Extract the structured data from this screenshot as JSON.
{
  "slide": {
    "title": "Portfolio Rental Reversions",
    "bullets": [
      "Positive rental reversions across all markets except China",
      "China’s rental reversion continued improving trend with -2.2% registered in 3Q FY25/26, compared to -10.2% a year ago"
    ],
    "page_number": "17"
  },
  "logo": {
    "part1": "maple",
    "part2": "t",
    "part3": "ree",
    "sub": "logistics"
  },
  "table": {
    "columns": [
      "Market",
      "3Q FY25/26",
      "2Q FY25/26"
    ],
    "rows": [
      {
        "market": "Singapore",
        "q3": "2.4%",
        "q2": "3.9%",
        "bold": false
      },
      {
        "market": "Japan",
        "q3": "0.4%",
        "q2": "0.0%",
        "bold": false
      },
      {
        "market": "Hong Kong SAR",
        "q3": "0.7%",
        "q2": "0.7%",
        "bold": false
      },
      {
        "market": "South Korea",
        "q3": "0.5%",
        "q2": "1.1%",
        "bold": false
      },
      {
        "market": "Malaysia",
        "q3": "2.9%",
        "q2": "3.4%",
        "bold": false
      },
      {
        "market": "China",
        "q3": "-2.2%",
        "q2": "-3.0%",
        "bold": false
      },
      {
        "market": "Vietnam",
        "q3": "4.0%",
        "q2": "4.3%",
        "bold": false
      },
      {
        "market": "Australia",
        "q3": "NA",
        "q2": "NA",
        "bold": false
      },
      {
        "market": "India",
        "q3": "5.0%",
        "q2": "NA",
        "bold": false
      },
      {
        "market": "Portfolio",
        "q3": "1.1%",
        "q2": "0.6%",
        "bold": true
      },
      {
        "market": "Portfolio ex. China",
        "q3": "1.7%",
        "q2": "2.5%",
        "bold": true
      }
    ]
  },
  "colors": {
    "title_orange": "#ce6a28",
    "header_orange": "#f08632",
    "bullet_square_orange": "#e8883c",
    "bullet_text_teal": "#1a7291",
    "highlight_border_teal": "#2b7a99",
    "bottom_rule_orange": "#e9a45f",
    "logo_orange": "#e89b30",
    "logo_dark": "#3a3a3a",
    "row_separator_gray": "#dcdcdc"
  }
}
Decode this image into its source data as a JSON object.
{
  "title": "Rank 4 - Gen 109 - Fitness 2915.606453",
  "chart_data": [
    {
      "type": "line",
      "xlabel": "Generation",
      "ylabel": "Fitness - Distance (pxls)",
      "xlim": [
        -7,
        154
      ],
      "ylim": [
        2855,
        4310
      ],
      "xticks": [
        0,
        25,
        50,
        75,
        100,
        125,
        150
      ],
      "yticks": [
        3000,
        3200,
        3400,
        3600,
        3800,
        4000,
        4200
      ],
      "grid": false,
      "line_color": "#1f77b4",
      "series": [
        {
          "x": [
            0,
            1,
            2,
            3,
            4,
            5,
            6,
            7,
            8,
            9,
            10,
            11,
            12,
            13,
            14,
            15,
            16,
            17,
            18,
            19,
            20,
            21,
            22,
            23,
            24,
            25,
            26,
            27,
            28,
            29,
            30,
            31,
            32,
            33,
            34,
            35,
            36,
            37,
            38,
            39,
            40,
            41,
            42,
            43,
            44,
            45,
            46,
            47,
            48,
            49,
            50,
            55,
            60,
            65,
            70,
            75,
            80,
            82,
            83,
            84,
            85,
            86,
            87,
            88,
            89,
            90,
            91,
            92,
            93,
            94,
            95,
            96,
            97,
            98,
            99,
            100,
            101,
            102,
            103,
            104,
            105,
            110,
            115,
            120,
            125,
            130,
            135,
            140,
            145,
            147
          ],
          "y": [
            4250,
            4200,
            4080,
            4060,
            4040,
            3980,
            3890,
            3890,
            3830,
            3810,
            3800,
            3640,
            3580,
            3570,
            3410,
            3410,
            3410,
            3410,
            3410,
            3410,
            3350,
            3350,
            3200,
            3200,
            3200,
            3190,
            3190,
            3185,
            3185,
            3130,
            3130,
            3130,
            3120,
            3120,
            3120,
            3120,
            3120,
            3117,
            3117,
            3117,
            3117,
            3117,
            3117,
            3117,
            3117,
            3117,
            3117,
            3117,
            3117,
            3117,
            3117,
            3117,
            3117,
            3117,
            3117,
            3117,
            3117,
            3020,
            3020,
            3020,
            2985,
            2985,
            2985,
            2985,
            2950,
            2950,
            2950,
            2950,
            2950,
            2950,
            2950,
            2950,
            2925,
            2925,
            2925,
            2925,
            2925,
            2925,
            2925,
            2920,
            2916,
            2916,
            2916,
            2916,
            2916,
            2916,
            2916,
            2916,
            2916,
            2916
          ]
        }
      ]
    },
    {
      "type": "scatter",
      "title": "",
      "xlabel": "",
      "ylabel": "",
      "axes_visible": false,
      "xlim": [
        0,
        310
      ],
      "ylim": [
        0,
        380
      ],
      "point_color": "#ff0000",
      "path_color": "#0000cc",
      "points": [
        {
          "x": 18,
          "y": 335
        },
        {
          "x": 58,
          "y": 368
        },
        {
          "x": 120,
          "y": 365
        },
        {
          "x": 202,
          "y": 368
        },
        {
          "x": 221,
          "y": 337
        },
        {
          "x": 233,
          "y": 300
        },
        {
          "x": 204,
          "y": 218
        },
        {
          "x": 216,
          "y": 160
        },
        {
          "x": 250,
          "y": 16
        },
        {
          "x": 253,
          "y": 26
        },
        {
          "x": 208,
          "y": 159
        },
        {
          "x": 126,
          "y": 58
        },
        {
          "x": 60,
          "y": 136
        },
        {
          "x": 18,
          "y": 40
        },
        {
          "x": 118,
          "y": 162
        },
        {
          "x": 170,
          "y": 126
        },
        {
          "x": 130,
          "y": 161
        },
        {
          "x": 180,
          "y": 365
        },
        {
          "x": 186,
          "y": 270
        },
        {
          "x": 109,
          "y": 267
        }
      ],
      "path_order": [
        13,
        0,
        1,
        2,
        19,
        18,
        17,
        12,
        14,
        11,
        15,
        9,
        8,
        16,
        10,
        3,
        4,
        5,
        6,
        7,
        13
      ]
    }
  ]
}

**Exercise prompt:** Copy out each line above, character for character.

**Solution below:**
Extract the structured data from this screenshot as JSON.
{
  "slide": {
    "title": "Portfolio Rental Reversions",
    "bullets": [
      "Positive rental reversions across all markets except China",
      "China’s rental reversion continued improving trend with -2.2% registered in 3Q FY25/26, compared to -10.2% a year ago"
    ],
    "page_number": "17"
  },
  "logo": {
    "part1": "maple",
    "part2": "t",
    "part3": "ree",
    "sub": "logistics"
  },
  "table": {
    "columns": [
      "Market",
      "3Q FY25/26",
      "2Q FY25/26"
    ],
    "rows": [
      {
        "market": "Singapore",
        "q3": "2.4%",
        "q2": "3.9%",
        "bold": false
      },
      {
        "market": "Japan",
        "q3": "0.4%",
        "q2": "0.0%",
        "bold": false
      },
      {
        "market": "Hong Kong SAR",
        "q3": "0.7%",
        "q2": "0.7%",
        "bold": false
      },
      {
        "market": "South Korea",
        "q3": "0.5%",
        "q2": "1.1%",
        "bold": false
      },
      {
        "market": "Malaysia",
        "q3": "2.9%",
        "q2": "3.4%",
        "bold": false
      },
      {
        "market": "China",
        "q3": "-2.2%",
        "q2": "-3.0%",
        "bold": false
      },
      {
        "market": "Vietnam",
        "q3": "4.0%",
        "q2": "4.3%",
        "bold": false
      },
      {
        "market": "Australia",
        "q3": "NA",
        "q2": "NA",
        "bold": false
      },
      {
        "market": "India",
        "q3": "5.0%",
        "q2": "NA",
        "bold": false
      },
      {
        "market": "Portfolio",
        "q3": "1.1%",
        "q2": "0.6%",
        "bold": true
      },
      {
        "market": "Portfolio ex. China",
        "q3": "1.7%",
        "q2": "2.5%",
        "bold": true
      }
    ]
  },
  "colors": {
    "title_orange": "#ce6a28",
    "header_orange": "#f08632",
    "bullet_square_orange": "#e8883c",
    "bullet_text_teal": "#1a7291",
    "highlight_border_teal": "#2b7a99",
    "bottom_rule_orange": "#e9a45f",
    "logo_orange": "#e89b30",
    "logo_dark": "#3a3a3a",
    "row_separator_gray": "#dcdcdc"
  }
}
Decode this image into its source data as a JSON object.
{
  "title": "Rank 4 - Gen 109 - Fitness 2915.606453",
  "chart_data": [
    {
      "type": "line",
      "xlabel": "Generation",
      "ylabel": "Fitness - Distance (pxls)",
      "xlim": [
        -7,
        154
      ],
      "ylim": [
        2855,
        4310
      ],
      "xticks": [
        0,
        25,
        50,
        75,
        100,
        125,
        150
      ],
      "yticks": [
        3000,
        3200,
        3400,
        3600,
        3800,
        4000,
        4200
      ],
      "grid": false,
      "line_color": "#1f77b4",
      "series": [
        {
          "x": [
            0,
            1,
            2,
            3,
            4,
            5,
            6,
            7,
            8,
            9,
            10,
            11,
            12,
            13,
            14,
            15,
            16,
            17,
            18,
            19,
            20,
            21,
            22,
            23,
            24,
            25,
            26,
            27,
            28,
            29,
            30,
            31,
            32,
            33,
            34,
            35,
            36,
            37,
            38,
            39,
            40,
            41,
            42,
            43,
            44,
            45,
            46,
            47,
            48,
            49,
            50,
            55,
            60,
            65,
            70,
            75,
            80,
            82,
            83,
            84,
            85,
            86,
            87,
            88,
            89,
            90,
            91,
            92,
            93,
            94,
            95,
            96,
            97,
            98,
            99,
            100,
            101,
            102,
            103,
            104,
            105,
            110,
            115,
            120,
            125,
            130,
            135,
            140,
            145,
            147
          ],
          "y": [
            4250,
            4200,
            4080,
            4060,
            4040,
            3980,
            3890,
            3890,
            3830,
            3810,
            3800,
            3640,
            3580,
            3570,
            3410,
            3410,
            3410,
            3410,
            3410,
            3410,
            3350,
            3350,
            3200,
            3200,
            3200,
            3190,
            3190,
            3185,
            3185,
            3130,
            3130,
            3130,
            3120,
            3120,
            3120,
            3120,
            3120,
            3117,
            3117,
            3117,
            3117,
            3117,
            3117,
            3117,
            3117,
            3117,
            3117,
            3117,
            3117,
            3117,
            3117,
            3117,
            3117,
            3117,
            3117,
            3117,
            3117,
            3020,
            3020,
            3020,
            2985,
            2985,
            2985,
            2985,
            2950,
            2950,
            2950,
            2950,
            2950,
            2950,
            2950,
            2950,
            2925,
            2925,
            2925,
            2925,
            2925,
            2925,
            2925,
            2920,
            2916,
            2916,
            2916,
            2916,
            2916,
            2916,
            2916,
            2916,
            2916,
            2916
          ]
        }
      ]
    },
    {
      "type": "scatter",
      "title": "",
      "xlabel": "",
      "ylabel": "",
      "axes_visible": false,
      "xlim": [
        0,
        310
      ],
      "ylim": [
        0,
        380
      ],
      "point_color": "#ff0000",
      "path_color": "#0000cc",
      "points": [
        {
          "x": 18,
          "y": 335
        },
        {
          "x": 58,
          "y": 368
        },
        {
          "x": 120,
          "y": 365
        },
        {
          "x": 202,
          "y": 368
        },
        {
          "x": 221,
          "y": 337
        },
        {
          "x": 233,
          "y": 300
        },
        {
          "x": 204,
          "y": 218
        },
        {
          "x": 216,
          "y": 160
        },
        {
          "x": 250,
          "y": 16
        },
        {
          "x": 253,
          "y": 26
        },
        {
          "x": 208,
          "y": 159
        },
        {
          "x": 126,
          "y": 58
        },
        {
          "x": 60,
          "y": 136
        },
        {
          "x": 18,
          "y": 40
        },
        {
          "x": 118,
          "y": 162
        },
        {
          "x": 170,
          "y": 126
        },
        {
          "x": 130,
          "y": 161
        },
        {
          "x": 180,
          "y": 365
        },
        {
          "x": 186,
          "y": 270
        },
        {
          "x": 109,
          "y": 267
        }
      ],
      "path_order": [
        13,
        0,
        1,
        2,
        19,
        18,
        17,
        12,
        14,
        11,
        15,
        9,
        8,
        16,
        10,
        3,
        4,
        5,
        6,
        7,
        13
      ]
    }
  ]
}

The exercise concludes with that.